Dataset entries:
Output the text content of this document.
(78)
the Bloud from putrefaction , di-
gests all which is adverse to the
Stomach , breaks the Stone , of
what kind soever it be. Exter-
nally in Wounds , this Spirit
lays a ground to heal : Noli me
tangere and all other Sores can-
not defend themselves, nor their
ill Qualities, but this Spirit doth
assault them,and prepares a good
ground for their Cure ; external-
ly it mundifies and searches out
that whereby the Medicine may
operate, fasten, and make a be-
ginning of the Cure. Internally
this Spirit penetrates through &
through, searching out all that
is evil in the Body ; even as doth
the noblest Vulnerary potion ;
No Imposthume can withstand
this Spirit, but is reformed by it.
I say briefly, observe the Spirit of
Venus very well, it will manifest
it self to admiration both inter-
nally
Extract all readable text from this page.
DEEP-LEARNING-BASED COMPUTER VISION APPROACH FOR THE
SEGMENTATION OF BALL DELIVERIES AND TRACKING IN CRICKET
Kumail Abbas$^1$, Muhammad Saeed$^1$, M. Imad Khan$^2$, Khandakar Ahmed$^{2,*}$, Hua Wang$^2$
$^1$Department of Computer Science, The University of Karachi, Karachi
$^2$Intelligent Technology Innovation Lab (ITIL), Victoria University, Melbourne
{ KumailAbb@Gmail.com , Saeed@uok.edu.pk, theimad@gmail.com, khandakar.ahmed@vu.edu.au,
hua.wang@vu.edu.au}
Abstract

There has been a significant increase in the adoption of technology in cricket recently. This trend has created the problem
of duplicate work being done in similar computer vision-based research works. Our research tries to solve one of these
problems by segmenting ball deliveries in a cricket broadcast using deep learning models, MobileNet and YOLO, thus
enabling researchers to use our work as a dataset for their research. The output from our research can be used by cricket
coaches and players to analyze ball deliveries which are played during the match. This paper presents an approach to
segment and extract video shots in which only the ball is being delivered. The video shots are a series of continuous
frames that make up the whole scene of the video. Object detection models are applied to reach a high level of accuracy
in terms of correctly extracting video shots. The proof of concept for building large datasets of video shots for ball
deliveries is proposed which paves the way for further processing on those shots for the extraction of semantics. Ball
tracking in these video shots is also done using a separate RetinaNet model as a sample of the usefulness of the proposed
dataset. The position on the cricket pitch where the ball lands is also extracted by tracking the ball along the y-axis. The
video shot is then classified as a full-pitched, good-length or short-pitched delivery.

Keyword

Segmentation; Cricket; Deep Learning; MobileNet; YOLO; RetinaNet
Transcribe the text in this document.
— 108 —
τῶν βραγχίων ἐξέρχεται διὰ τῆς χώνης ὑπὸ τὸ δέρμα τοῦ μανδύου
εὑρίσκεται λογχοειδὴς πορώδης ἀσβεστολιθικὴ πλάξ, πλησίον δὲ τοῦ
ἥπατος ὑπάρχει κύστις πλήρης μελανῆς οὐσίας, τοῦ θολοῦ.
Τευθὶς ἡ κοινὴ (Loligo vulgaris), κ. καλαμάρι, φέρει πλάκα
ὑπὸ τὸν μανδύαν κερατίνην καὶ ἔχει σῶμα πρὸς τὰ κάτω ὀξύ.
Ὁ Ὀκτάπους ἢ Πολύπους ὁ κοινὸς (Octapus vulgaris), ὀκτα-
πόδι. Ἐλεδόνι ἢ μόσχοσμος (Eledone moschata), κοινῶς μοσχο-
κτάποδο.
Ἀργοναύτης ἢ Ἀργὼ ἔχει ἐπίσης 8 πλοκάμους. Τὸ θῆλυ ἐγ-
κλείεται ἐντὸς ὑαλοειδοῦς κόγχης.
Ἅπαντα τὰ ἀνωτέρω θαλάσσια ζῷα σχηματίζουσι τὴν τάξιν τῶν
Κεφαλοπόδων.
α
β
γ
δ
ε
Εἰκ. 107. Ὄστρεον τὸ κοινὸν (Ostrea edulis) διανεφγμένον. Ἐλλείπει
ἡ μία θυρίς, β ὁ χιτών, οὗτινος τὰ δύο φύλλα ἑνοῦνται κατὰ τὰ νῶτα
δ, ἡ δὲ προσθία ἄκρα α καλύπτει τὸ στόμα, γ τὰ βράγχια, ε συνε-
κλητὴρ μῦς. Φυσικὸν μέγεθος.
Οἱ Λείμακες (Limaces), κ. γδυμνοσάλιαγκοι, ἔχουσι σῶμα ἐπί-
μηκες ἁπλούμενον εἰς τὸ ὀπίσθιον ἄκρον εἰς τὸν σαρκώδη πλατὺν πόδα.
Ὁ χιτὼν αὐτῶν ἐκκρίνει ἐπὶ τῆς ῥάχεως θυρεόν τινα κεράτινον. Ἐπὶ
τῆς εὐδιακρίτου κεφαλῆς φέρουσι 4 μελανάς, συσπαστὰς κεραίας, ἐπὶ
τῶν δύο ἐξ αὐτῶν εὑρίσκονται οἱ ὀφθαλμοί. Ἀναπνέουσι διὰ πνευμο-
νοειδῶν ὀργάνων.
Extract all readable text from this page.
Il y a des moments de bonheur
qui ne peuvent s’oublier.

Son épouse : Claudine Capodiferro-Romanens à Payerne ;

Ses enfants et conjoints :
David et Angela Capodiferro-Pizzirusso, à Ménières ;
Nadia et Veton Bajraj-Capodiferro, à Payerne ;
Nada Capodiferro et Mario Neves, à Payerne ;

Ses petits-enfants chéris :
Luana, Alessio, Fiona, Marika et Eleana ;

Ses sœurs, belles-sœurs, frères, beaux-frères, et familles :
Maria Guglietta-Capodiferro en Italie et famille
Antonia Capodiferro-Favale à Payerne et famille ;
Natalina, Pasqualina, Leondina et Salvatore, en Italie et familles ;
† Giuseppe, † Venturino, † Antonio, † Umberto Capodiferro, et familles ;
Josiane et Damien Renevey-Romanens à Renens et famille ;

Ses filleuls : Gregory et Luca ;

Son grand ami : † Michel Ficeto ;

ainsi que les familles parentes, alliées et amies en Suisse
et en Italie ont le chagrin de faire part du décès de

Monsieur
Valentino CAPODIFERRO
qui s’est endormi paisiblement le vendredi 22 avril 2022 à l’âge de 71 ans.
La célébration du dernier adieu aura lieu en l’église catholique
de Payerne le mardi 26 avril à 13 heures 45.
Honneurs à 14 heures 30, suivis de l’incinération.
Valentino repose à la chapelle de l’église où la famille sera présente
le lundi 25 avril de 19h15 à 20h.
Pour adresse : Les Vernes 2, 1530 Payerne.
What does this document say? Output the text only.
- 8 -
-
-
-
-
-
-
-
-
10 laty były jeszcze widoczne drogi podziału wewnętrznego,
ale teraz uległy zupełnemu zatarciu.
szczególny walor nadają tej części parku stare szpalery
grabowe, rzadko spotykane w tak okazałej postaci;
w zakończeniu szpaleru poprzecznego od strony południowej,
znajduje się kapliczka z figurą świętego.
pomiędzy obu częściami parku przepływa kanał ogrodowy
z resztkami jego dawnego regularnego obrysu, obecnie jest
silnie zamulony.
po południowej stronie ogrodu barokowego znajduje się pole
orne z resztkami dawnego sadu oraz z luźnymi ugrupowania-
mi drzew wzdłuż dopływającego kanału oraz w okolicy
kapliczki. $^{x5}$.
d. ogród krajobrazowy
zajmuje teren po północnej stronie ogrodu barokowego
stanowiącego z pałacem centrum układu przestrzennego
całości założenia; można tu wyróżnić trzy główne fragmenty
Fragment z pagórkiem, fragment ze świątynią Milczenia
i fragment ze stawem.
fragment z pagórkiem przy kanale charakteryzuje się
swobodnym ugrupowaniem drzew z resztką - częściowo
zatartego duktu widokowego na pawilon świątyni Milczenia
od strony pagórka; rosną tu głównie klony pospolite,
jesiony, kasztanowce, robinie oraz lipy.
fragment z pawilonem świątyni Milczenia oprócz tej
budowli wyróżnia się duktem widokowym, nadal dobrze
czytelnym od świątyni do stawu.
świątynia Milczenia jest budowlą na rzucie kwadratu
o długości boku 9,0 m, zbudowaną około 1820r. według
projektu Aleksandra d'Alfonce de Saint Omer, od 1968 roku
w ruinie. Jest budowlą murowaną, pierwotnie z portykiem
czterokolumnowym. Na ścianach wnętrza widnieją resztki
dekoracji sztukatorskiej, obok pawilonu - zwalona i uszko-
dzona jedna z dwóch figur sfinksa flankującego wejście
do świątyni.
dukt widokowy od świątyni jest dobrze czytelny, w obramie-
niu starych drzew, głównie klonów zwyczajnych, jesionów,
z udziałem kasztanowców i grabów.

DO THIS:
Count every line of the records that holds "parku". State the number, nothing else.

TASK SOLUTION:
2